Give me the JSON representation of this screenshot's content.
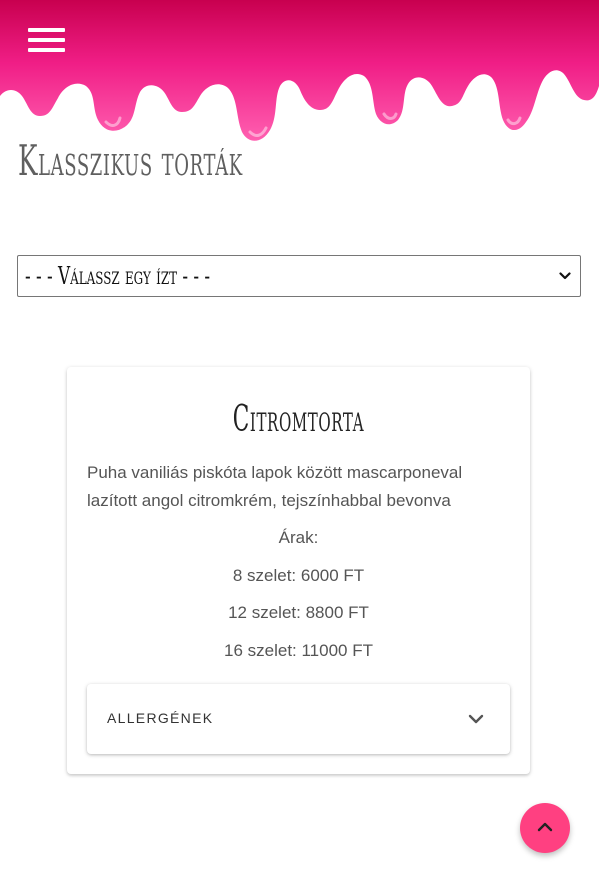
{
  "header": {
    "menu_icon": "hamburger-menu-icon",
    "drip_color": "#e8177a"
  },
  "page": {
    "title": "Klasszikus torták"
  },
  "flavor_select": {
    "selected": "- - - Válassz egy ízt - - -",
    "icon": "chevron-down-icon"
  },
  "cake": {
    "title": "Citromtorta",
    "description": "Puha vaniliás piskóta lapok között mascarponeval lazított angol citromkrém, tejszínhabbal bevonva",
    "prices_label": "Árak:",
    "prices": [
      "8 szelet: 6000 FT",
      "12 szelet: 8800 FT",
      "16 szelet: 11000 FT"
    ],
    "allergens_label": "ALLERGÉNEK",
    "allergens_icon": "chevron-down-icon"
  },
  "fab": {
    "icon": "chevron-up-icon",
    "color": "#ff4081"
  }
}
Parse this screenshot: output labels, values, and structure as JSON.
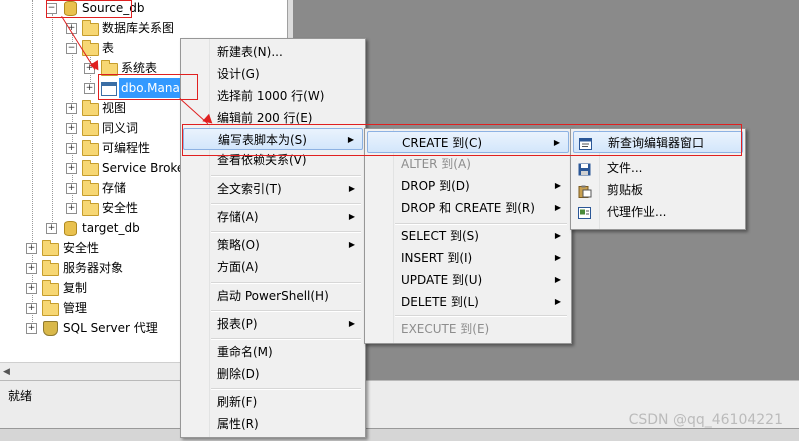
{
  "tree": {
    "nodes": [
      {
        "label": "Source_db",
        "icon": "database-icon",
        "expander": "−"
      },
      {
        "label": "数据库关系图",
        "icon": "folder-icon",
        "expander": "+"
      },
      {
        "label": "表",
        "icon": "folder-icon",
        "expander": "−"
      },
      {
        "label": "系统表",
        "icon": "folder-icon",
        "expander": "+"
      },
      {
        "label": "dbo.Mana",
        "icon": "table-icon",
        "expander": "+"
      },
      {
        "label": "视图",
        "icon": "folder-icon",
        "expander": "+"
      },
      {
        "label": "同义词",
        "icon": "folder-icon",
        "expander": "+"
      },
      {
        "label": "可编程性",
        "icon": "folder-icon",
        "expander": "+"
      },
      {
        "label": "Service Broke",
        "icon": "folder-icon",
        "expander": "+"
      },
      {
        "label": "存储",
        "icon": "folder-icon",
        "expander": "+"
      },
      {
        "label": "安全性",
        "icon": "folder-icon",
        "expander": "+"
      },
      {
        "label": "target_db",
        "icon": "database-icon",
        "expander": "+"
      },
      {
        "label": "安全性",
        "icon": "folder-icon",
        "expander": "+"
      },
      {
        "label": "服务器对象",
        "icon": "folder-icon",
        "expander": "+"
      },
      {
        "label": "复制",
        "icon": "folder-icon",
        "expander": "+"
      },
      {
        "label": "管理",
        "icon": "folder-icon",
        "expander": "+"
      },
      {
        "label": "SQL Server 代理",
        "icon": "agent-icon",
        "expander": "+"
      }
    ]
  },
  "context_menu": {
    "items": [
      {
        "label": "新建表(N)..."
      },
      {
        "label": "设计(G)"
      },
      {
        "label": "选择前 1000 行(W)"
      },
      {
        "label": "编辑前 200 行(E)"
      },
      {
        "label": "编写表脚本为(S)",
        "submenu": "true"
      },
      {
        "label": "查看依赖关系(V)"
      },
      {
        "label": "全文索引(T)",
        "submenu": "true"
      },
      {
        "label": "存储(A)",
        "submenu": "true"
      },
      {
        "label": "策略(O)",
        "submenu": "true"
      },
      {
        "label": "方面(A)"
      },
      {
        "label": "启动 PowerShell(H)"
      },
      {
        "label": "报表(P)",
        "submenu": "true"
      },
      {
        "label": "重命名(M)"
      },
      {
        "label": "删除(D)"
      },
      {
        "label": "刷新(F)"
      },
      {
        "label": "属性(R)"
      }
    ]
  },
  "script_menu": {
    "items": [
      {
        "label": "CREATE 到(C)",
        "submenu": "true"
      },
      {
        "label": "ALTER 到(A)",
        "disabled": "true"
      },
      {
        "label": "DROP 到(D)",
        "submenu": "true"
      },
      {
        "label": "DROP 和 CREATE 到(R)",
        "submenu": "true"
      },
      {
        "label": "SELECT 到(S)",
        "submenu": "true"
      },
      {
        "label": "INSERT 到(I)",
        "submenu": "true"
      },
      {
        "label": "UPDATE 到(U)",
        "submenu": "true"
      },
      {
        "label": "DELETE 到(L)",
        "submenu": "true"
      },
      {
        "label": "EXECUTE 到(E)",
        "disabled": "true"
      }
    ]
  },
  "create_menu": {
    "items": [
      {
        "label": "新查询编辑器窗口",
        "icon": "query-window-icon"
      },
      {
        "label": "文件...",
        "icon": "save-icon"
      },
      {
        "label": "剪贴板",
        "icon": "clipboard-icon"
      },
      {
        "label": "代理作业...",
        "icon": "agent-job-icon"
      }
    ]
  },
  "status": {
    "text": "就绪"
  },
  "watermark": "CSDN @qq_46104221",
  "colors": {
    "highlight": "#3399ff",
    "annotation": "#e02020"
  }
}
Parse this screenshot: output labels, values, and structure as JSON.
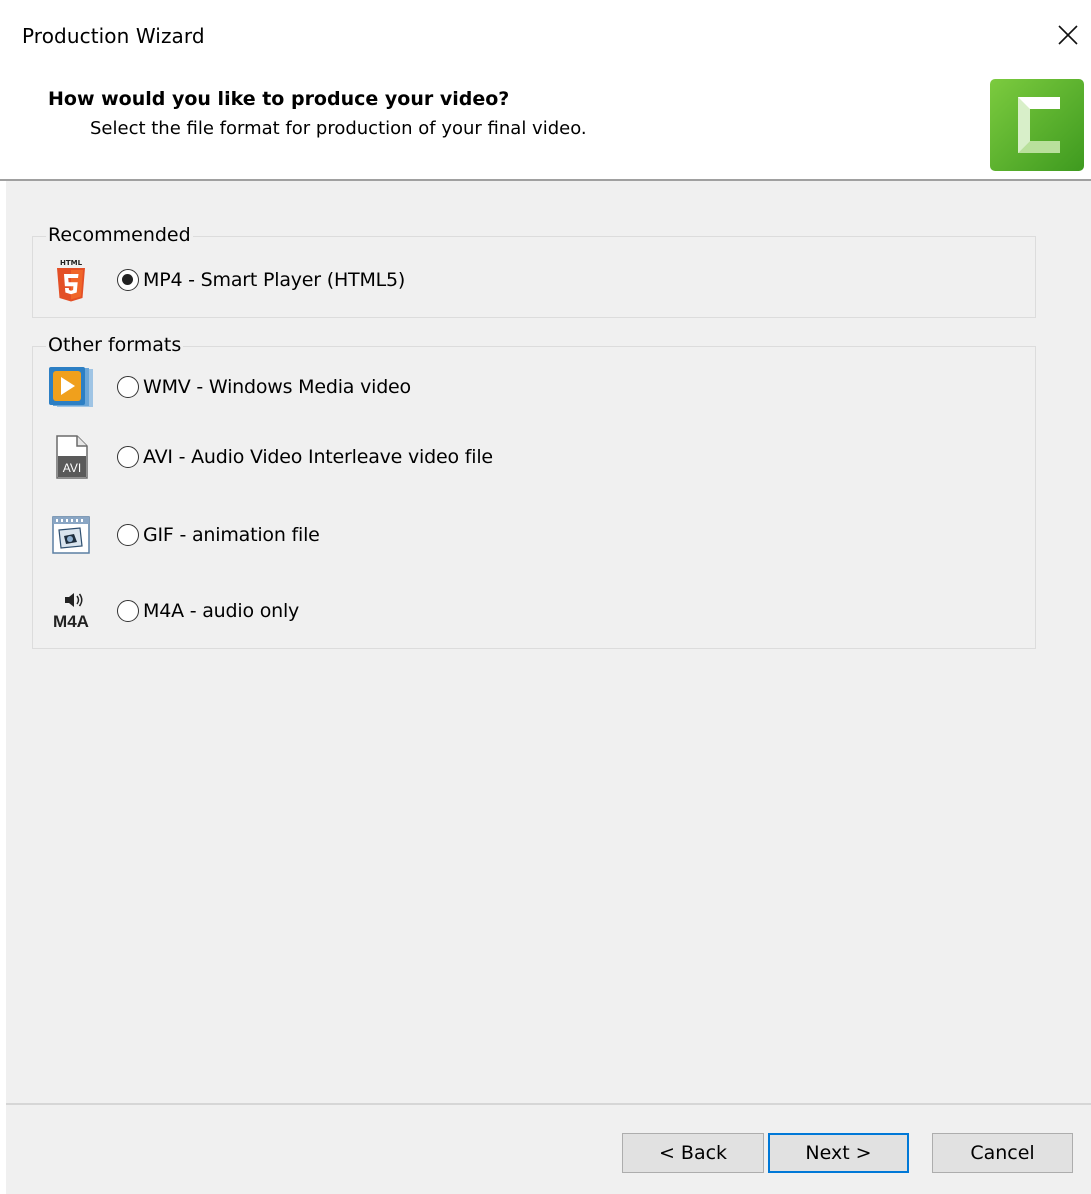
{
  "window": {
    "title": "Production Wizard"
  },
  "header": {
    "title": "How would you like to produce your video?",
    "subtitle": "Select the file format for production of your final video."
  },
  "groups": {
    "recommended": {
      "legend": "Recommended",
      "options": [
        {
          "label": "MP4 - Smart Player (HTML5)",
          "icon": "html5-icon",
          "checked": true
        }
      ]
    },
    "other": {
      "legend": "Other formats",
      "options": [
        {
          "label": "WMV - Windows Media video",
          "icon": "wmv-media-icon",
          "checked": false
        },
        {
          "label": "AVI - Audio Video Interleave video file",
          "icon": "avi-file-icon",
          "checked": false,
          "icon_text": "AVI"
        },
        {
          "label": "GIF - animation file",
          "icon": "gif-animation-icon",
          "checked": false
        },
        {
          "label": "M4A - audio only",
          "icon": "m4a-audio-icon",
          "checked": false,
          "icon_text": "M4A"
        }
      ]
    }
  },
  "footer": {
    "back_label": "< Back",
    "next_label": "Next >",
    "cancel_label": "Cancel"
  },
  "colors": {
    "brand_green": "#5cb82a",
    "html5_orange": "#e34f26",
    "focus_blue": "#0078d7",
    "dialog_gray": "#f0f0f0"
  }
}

- [INSTRUCTION] State how many lines of the records hold the string "legend", and nothing else.

- [TASK OUTPUT] 2